__WHAT TO DO__:
Among the lines below, list those containing the string "怎样列式".

[Data excerpts]
+++++
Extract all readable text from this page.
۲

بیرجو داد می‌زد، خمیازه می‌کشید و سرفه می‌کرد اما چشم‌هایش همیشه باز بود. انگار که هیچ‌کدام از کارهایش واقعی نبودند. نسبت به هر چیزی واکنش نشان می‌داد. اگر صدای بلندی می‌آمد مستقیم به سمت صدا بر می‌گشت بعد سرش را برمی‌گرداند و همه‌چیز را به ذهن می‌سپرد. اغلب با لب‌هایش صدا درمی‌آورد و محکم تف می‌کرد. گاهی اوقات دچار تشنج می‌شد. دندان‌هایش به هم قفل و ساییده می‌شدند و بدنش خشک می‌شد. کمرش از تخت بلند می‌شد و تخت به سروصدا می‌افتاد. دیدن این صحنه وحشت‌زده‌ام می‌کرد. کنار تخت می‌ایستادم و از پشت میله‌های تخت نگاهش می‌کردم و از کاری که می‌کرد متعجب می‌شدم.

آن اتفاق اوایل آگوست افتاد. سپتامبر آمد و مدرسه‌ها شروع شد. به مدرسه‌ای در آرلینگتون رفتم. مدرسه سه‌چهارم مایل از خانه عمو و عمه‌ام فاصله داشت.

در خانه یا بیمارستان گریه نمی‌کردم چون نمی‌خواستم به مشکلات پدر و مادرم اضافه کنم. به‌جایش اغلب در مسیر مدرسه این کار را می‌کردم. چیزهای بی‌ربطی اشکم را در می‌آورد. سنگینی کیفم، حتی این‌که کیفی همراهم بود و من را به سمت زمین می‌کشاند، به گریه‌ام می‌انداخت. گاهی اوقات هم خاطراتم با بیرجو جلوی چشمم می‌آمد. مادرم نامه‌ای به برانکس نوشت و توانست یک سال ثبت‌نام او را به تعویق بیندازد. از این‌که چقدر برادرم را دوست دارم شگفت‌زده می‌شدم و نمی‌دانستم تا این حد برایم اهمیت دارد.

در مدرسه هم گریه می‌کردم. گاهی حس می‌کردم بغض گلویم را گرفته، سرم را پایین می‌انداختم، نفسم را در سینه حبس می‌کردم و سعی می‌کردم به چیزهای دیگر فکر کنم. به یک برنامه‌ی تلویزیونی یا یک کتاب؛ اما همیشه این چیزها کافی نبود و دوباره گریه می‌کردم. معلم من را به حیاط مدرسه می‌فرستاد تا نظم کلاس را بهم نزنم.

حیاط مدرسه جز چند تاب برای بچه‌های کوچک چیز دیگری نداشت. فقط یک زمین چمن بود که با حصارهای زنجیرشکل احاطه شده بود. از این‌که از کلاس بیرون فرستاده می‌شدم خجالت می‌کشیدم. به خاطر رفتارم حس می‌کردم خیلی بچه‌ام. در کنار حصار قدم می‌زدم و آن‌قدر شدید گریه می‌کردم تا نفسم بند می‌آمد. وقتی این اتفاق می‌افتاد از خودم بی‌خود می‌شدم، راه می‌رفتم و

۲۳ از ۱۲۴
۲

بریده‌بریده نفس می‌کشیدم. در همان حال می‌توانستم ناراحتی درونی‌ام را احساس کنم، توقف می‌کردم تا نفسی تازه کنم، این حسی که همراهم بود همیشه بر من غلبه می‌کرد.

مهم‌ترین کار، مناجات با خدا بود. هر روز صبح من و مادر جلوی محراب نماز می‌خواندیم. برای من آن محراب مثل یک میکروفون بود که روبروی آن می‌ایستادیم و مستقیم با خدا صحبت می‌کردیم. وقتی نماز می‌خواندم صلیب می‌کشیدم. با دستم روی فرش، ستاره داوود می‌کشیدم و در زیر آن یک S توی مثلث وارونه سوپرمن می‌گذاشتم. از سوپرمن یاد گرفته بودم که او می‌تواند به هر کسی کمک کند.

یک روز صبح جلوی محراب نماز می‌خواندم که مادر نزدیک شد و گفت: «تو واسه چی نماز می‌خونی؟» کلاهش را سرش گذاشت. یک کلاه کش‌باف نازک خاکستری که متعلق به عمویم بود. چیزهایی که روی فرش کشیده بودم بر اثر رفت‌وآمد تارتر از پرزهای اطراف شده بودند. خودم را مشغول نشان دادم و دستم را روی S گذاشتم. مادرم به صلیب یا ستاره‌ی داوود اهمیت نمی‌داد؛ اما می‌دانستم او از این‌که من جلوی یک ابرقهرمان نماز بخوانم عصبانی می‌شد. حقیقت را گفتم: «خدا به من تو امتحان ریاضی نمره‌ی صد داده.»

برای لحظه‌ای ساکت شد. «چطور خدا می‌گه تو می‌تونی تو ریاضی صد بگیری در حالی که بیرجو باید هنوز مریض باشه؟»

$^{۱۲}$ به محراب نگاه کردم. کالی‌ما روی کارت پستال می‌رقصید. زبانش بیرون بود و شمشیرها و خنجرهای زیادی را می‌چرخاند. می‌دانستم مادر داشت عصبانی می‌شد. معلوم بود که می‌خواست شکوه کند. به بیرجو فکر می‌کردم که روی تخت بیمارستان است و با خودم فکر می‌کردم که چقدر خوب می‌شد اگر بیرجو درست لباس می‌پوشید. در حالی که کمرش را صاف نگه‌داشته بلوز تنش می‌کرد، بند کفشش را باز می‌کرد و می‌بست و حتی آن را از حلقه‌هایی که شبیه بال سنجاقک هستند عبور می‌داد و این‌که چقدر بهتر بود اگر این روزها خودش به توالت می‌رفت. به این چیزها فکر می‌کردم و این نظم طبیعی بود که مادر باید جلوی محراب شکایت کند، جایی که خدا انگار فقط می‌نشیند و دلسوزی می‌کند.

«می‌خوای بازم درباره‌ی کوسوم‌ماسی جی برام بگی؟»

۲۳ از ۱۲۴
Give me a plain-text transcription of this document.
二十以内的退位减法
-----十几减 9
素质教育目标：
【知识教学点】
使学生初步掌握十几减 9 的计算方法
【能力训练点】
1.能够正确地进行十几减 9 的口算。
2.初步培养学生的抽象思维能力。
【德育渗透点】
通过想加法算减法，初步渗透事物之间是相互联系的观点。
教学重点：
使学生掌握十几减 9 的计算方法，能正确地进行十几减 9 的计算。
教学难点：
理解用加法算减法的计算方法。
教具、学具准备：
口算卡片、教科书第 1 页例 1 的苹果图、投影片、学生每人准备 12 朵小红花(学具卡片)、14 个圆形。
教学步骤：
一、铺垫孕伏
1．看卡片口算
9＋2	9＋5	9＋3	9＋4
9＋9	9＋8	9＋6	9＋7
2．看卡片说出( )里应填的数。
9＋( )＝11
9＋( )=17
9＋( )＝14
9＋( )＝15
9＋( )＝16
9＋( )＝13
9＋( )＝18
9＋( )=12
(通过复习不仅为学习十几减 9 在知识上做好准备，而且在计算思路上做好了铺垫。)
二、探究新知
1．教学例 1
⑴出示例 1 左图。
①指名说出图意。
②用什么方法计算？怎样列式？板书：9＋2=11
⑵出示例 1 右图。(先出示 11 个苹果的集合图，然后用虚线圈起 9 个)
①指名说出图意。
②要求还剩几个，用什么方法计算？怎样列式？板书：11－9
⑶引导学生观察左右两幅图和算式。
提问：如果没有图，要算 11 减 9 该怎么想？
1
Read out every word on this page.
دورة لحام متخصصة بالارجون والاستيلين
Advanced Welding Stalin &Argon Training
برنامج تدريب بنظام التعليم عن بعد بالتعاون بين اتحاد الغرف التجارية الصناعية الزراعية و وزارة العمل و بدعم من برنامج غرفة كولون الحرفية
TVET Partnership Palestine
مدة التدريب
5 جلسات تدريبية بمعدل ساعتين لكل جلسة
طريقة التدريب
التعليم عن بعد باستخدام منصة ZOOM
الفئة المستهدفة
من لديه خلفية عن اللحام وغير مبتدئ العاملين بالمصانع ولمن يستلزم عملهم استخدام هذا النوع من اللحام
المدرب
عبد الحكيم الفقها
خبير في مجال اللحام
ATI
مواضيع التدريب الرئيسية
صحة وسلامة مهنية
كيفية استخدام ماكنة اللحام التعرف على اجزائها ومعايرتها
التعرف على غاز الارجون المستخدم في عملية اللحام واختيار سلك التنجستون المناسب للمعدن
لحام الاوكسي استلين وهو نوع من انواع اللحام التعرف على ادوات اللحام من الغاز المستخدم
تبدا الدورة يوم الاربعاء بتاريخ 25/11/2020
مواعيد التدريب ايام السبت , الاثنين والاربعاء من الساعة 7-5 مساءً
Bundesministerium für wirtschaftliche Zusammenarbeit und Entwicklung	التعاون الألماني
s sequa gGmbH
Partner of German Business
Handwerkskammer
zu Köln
+++++
__RESPONSE FOR THIS EXERCISE__:
②用什么方法计算？怎样列式？板书：9＋2=11
②要求还剩几个，用什么方法计算？怎样列式？板书：11－9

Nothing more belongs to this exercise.